=== Job ===
All of the data below should be written out exactly.

=== Dataset items ===
□ □ □
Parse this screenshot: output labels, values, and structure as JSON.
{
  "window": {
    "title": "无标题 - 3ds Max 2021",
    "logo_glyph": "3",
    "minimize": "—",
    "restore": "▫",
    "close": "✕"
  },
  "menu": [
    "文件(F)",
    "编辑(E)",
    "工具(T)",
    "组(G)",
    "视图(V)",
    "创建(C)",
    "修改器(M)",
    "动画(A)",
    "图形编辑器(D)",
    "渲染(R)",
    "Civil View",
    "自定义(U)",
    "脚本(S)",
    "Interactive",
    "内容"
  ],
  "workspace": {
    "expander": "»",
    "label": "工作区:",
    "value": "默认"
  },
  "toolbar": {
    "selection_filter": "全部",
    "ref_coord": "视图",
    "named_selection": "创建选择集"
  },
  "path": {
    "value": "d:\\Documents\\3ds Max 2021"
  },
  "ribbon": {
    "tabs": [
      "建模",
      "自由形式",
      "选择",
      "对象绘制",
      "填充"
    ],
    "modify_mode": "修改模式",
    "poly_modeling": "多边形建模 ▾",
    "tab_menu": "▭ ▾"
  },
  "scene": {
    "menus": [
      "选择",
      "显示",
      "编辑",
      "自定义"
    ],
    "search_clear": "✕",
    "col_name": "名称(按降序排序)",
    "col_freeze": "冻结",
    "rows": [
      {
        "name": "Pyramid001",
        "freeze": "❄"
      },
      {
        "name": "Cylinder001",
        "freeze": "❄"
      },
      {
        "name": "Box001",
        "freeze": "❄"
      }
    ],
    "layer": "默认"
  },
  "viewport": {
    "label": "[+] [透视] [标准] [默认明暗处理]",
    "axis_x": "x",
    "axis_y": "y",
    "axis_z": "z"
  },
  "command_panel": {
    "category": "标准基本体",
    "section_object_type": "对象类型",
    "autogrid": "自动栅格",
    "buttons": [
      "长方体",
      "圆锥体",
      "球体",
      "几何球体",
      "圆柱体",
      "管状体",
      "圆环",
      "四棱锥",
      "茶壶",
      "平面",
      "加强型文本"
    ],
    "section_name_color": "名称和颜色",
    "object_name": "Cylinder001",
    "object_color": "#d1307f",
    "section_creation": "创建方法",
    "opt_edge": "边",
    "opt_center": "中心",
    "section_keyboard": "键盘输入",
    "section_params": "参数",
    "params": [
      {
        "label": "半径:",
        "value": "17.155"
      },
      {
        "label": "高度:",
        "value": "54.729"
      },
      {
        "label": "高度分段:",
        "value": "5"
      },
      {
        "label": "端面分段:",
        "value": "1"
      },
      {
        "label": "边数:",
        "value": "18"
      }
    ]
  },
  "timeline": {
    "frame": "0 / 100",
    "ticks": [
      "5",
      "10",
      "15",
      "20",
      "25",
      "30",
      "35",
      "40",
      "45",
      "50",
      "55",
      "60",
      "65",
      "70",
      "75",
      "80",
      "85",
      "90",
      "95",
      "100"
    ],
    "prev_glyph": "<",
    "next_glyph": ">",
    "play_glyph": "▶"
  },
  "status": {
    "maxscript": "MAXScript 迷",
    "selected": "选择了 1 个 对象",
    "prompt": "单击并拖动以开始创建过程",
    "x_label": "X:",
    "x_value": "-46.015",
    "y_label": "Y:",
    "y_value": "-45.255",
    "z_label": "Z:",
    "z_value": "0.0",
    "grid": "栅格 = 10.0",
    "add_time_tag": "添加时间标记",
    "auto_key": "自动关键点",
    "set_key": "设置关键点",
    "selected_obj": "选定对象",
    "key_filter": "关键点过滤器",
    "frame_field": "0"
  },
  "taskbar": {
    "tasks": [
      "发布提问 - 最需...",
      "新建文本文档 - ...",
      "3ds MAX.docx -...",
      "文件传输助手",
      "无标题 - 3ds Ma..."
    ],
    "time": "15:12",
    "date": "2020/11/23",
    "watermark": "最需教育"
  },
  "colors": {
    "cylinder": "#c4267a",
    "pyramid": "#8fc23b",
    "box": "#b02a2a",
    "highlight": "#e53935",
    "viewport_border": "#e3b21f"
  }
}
□ □ □
=== Response to this task ===
Parse this screenshot: output labels, values, and structure as JSON.
{
  "window": {
    "title": "无标题 - 3ds Max 2021",
    "logo_glyph": "3",
    "minimize": "—",
    "restore": "▫",
    "close": "✕"
  },
  "menu": [
    "文件(F)",
    "编辑(E)",
    "工具(T)",
    "组(G)",
    "视图(V)",
    "创建(C)",
    "修改器(M)",
    "动画(A)",
    "图形编辑器(D)",
    "渲染(R)",
    "Civil View",
    "自定义(U)",
    "脚本(S)",
    "Interactive",
    "内容"
  ],
  "workspace": {
    "expander": "»",
    "label": "工作区:",
    "value": "默认"
  },
  "toolbar": {
    "selection_filter": "全部",
    "ref_coord": "视图",
    "named_selection": "创建选择集"
  },
  "path": {
    "value": "d:\\Documents\\3ds Max 2021"
  },
  "ribbon": {
    "tabs": [
      "建模",
      "自由形式",
      "选择",
      "对象绘制",
      "填充"
    ],
    "modify_mode": "修改模式",
    "poly_modeling": "多边形建模 ▾",
    "tab_menu": "▭ ▾"
  },
  "scene": {
    "menus": [
      "选择",
      "显示",
      "编辑",
      "自定义"
    ],
    "search_clear": "✕",
    "col_name": "名称(按降序排序)",
    "col_freeze": "冻结",
    "rows": [
      {
        "name": "Pyramid001",
        "freeze": "❄"
      },
      {
        "name": "Cylinder001",
        "freeze": "❄"
      },
      {
        "name": "Box001",
        "freeze": "❄"
      }
    ],
    "layer": "默认"
  },
  "viewport": {
    "label": "[+] [透视] [标准] [默认明暗处理]",
    "axis_x": "x",
    "axis_y": "y",
    "axis_z": "z"
  },
  "command_panel": {
    "category": "标准基本体",
    "section_object_type": "对象类型",
    "autogrid": "自动栅格",
    "buttons": [
      "长方体",
      "圆锥体",
      "球体",
      "几何球体",
      "圆柱体",
      "管状体",
      "圆环",
      "四棱锥",
      "茶壶",
      "平面",
      "加强型文本"
    ],
    "section_name_color": "名称和颜色",
    "object_name": "Cylinder001",
    "object_color": "#d1307f",
    "section_creation": "创建方法",
    "opt_edge": "边",
    "opt_center": "中心",
    "section_keyboard": "键盘输入",
    "section_params": "参数",
    "params": [
      {
        "label": "半径:",
        "value": "17.155"
      },
      {
        "label": "高度:",
        "value": "54.729"
      },
      {
        "label": "高度分段:",
        "value": "5"
      },
      {
        "label": "端面分段:",
        "value": "1"
      },
      {
        "label": "边数:",
        "value": "18"
      }
    ]
  },
  "timeline": {
    "frame": "0 / 100",
    "ticks": [
      "5",
      "10",
      "15",
      "20",
      "25",
      "30",
      "35",
      "40",
      "45",
      "50",
      "55",
      "60",
      "65",
      "70",
      "75",
      "80",
      "85",
      "90",
      "95",
      "100"
    ],
    "prev_glyph": "<",
    "next_glyph": ">",
    "play_glyph": "▶"
  },
  "status": {
    "maxscript": "MAXScript 迷",
    "selected": "选择了 1 个 对象",
    "prompt": "单击并拖动以开始创建过程",
    "x_label": "X:",
    "x_value": "-46.015",
    "y_label": "Y:",
    "y_value": "-45.255",
    "z_label": "Z:",
    "z_value": "0.0",
    "grid": "栅格 = 10.0",
    "add_time_tag": "添加时间标记",
    "auto_key": "自动关键点",
    "set_key": "设置关键点",
    "selected_obj": "选定对象",
    "key_filter": "关键点过滤器",
    "frame_field": "0"
  },
  "taskbar": {
    "tasks": [
      "发布提问 - 最需...",
      "新建文本文档 - ...",
      "3ds MAX.docx -...",
      "文件传输助手",
      "无标题 - 3ds Ma..."
    ],
    "time": "15:12",
    "date": "2020/11/23",
    "watermark": "最需教育"
  },
  "colors": {
    "cylinder": "#c4267a",
    "pyramid": "#8fc23b",
    "box": "#b02a2a",
    "highlight": "#e53935",
    "viewport_border": "#e3b21f"
  }
}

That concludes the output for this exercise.